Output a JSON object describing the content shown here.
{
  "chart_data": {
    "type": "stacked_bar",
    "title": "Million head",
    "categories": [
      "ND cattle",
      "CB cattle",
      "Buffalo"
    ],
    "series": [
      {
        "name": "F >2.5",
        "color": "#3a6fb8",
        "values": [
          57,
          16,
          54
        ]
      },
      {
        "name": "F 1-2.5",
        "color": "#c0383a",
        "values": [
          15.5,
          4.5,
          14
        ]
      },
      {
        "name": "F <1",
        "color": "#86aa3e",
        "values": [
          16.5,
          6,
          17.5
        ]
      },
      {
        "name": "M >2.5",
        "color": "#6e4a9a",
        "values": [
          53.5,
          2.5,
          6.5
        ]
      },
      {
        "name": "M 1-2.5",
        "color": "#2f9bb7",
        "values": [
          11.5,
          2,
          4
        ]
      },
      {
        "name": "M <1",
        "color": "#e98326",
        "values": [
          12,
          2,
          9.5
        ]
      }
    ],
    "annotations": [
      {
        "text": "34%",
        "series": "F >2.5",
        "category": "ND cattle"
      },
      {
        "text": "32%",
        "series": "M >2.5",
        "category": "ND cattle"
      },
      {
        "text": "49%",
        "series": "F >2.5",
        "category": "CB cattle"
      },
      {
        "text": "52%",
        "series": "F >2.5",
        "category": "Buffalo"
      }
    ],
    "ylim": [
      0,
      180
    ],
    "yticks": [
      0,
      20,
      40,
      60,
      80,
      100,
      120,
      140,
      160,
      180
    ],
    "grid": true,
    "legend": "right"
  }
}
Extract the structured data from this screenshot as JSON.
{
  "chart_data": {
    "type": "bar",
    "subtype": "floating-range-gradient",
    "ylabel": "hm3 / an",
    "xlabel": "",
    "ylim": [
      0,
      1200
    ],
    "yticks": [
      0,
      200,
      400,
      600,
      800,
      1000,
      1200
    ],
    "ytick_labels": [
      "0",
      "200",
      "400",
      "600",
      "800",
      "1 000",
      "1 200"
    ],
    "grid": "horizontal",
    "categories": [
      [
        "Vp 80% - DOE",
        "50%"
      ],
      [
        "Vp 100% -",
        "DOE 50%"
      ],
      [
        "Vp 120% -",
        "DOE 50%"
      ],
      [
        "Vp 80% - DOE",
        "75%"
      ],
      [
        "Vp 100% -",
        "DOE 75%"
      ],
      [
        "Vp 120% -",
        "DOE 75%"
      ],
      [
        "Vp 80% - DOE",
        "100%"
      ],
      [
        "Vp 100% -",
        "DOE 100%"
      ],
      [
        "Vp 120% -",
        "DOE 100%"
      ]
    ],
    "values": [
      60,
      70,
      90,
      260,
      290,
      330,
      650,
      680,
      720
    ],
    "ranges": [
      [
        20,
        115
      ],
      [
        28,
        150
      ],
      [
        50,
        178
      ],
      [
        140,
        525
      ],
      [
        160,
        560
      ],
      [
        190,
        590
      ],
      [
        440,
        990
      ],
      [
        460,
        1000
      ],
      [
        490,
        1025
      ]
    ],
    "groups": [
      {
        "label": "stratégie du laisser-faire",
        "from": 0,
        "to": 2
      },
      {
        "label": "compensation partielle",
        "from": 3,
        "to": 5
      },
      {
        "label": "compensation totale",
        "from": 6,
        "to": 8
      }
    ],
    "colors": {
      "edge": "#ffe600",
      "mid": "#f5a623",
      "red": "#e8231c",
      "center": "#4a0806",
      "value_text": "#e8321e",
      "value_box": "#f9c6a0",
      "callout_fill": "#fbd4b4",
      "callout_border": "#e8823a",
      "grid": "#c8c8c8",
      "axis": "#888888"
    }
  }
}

**EXERCISE INSTRUCTIONS:** Copy out all lines from the material above that contain the string "compensation".

**FINAL ANSWER:**
        "label": "compensation partielle",
        "label": "compensation totale",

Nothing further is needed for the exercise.